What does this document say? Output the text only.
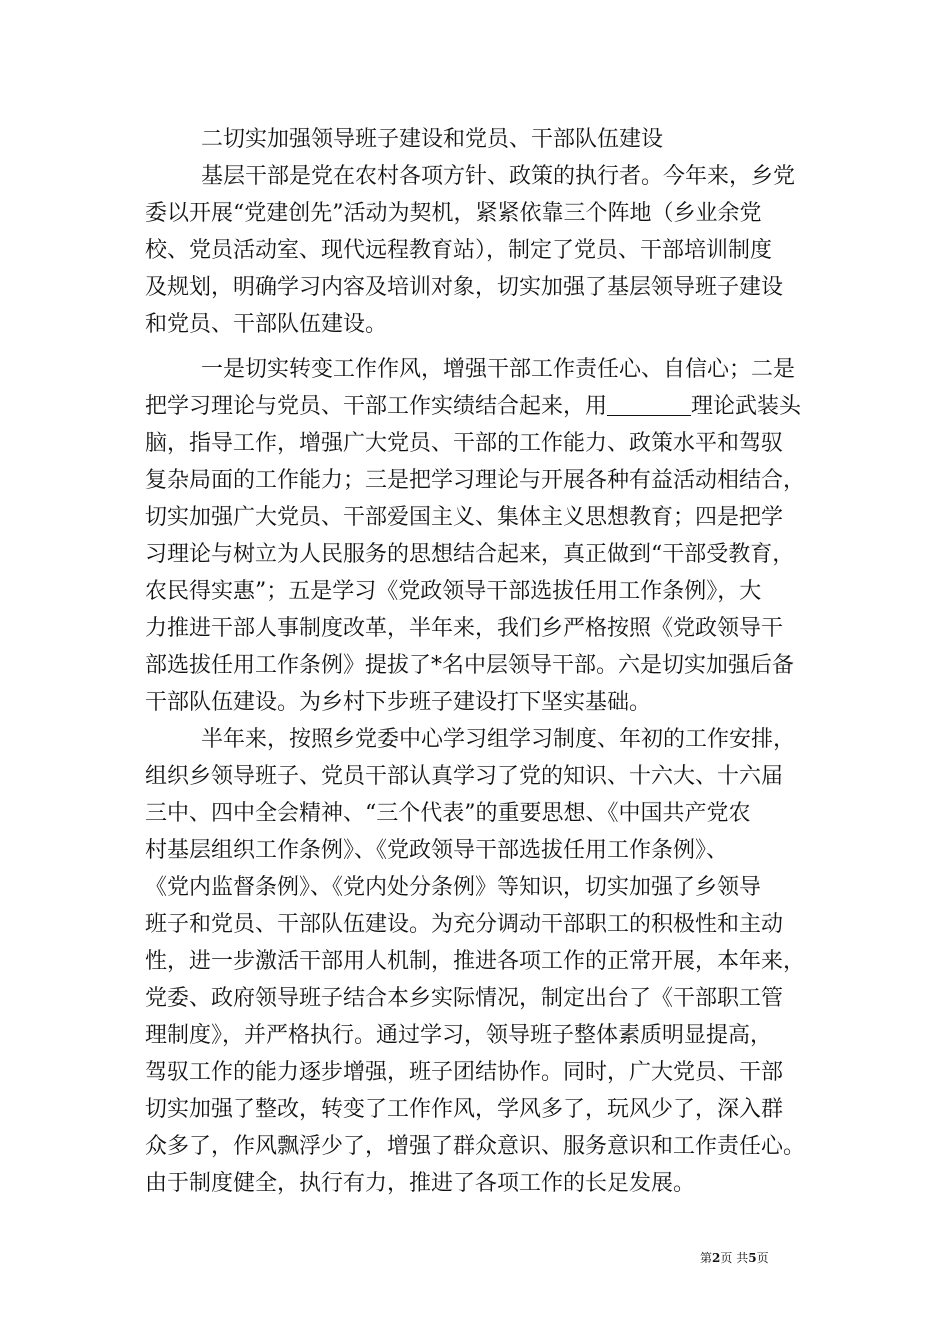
二切实加强领导班子建设和党员、干部队伍建设
基层干部是党在农村各项方针、政策的执行者。今年来，乡党
委以开展“党建创先”活动为契机，紧紧依靠三个阵地（乡业余党
校、党员活动室、现代远程教育站），制定了党员、干部培训制度
及规划，明确学习内容及培训对象，切实加强了基层领导班子建设
和党员、干部队伍建设。
一是切实转变工作作风，增强干部工作责任心、自信心；二是
把学习理论与党员、干部工作实绩结合起来，用	理论武装头
脑，指导工作，增强广大党员、干部的工作能力、政策水平和驾驭
复杂局面的工作能力；三是把学习理论与开展各种有益活动相结合，
切实加强广大党员、干部爱国主义、集体主义思想教育；四是把学
习理论与树立为人民服务的思想结合起来，真正做到“干部受教育，
农民得实惠”；五是学习《党政领导干部选拔任用工作条例》，大
力推进干部人事制度改革，半年来，我们乡严格按照《党政领导干
部选拔任用工作条例》提拔了*名中层领导干部。六是切实加强后备
干部队伍建设。为乡村下步班子建设打下坚实基础。
半年来，按照乡党委中心学习组学习制度、年初的工作安排，
组织乡领导班子、党员干部认真学习了党的知识、十六大、十六届
三中、四中全会精神、“三个代表”的重要思想、《中国共产党农
村基层组织工作条例》、《党政领导干部选拔任用工作条例》、
《党内监督条例》、《党内处分条例》等知识，切实加强了乡领导
班子和党员、干部队伍建设。为充分调动干部职工的积极性和主动
性，进一步激活干部用人机制，推进各项工作的正常开展，本年来，
党委、政府领导班子结合本乡实际情况，制定出台了《干部职工管
理制度》，并严格执行。通过学习，领导班子整体素质明显提高，
驾驭工作的能力逐步增强，班子团结协作。同时，广大党员、干部
切实加强了整改，转变了工作作风，学风多了，玩风少了，深入群
众多了，作风飘浮少了，增强了群众意识、服务意识和工作责任心。
由于制度健全，执行有力，推进了各项工作的长足发展。
第2页 共5页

----

*Your objective*: Each line containing the word "干部队伍建设" counts once; report the total alone.

*Task answer*: 4